#### [The request]
Please write the listing below out again exactly, leaving every picture behind.
── Data for this exercise ──
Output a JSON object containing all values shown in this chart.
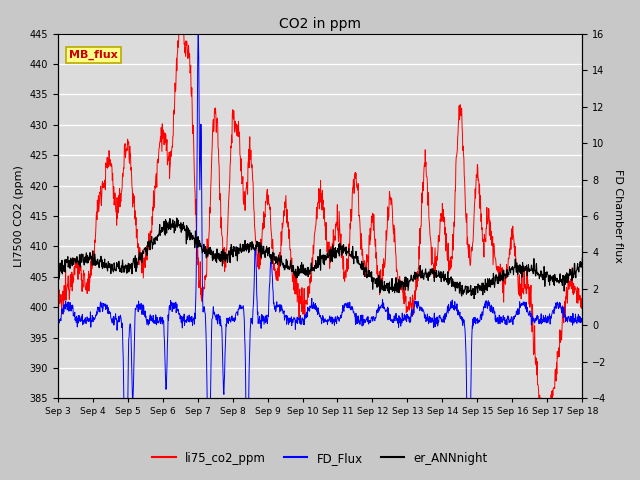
{
  "title": "CO2 in ppm",
  "ylabel_left": "LI7500 CO2 (ppm)",
  "ylabel_right": "FD Chamber flux",
  "ylim_left": [
    385,
    445
  ],
  "ylim_right": [
    -4,
    16
  ],
  "yticks_left": [
    385,
    390,
    395,
    400,
    405,
    410,
    415,
    420,
    425,
    430,
    435,
    440,
    445
  ],
  "yticks_right": [
    -4,
    -2,
    0,
    2,
    4,
    6,
    8,
    10,
    12,
    14,
    16
  ],
  "fig_bg_color": "#c8c8c8",
  "plot_bg_color": "#dcdcdc",
  "grid_color": "#ffffff",
  "line_red": "#ff0000",
  "line_blue": "#0000ff",
  "line_black": "#000000",
  "mb_flux_bg": "#ffff88",
  "mb_flux_border": "#bbaa00",
  "mb_flux_text_color": "#cc0000",
  "legend_labels": [
    "li75_co2_ppm",
    "FD_Flux",
    "er_ANNnight"
  ],
  "x_start": 3,
  "x_end": 18,
  "x_ticks": [
    3,
    4,
    5,
    6,
    7,
    8,
    9,
    10,
    11,
    12,
    13,
    14,
    15,
    16,
    17,
    18
  ],
  "x_tick_labels": [
    "Sep 3",
    "Sep 4",
    "Sep 5",
    "Sep 6",
    "Sep 7",
    "Sep 8",
    "Sep 9",
    "Sep 10",
    "Sep 11",
    "Sep 12",
    "Sep 13",
    "Sep 14",
    "Sep 15",
    "Sep 16",
    "Sep 17",
    "Sep 18"
  ]
}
───
#### [Complete output]
Output a JSON object containing all values shown in this chart.
{
  "title": "CO2 in ppm",
  "ylabel_left": "LI7500 CO2 (ppm)",
  "ylabel_right": "FD Chamber flux",
  "ylim_left": [
    385,
    445
  ],
  "ylim_right": [
    -4,
    16
  ],
  "yticks_left": [
    385,
    390,
    395,
    400,
    405,
    410,
    415,
    420,
    425,
    430,
    435,
    440,
    445
  ],
  "yticks_right": [
    -4,
    -2,
    0,
    2,
    4,
    6,
    8,
    10,
    12,
    14,
    16
  ],
  "fig_bg_color": "#c8c8c8",
  "plot_bg_color": "#dcdcdc",
  "grid_color": "#ffffff",
  "line_red": "#ff0000",
  "line_blue": "#0000ff",
  "line_black": "#000000",
  "mb_flux_bg": "#ffff88",
  "mb_flux_border": "#bbaa00",
  "mb_flux_text_color": "#cc0000",
  "legend_labels": [
    "li75_co2_ppm",
    "FD_Flux",
    "er_ANNnight"
  ],
  "x_start": 3,
  "x_end": 18,
  "x_ticks": [
    3,
    4,
    5,
    6,
    7,
    8,
    9,
    10,
    11,
    12,
    13,
    14,
    15,
    16,
    17,
    18
  ],
  "x_tick_labels": [
    "Sep 3",
    "Sep 4",
    "Sep 5",
    "Sep 6",
    "Sep 7",
    "Sep 8",
    "Sep 9",
    "Sep 10",
    "Sep 11",
    "Sep 12",
    "Sep 13",
    "Sep 14",
    "Sep 15",
    "Sep 16",
    "Sep 17",
    "Sep 18"
  ]
}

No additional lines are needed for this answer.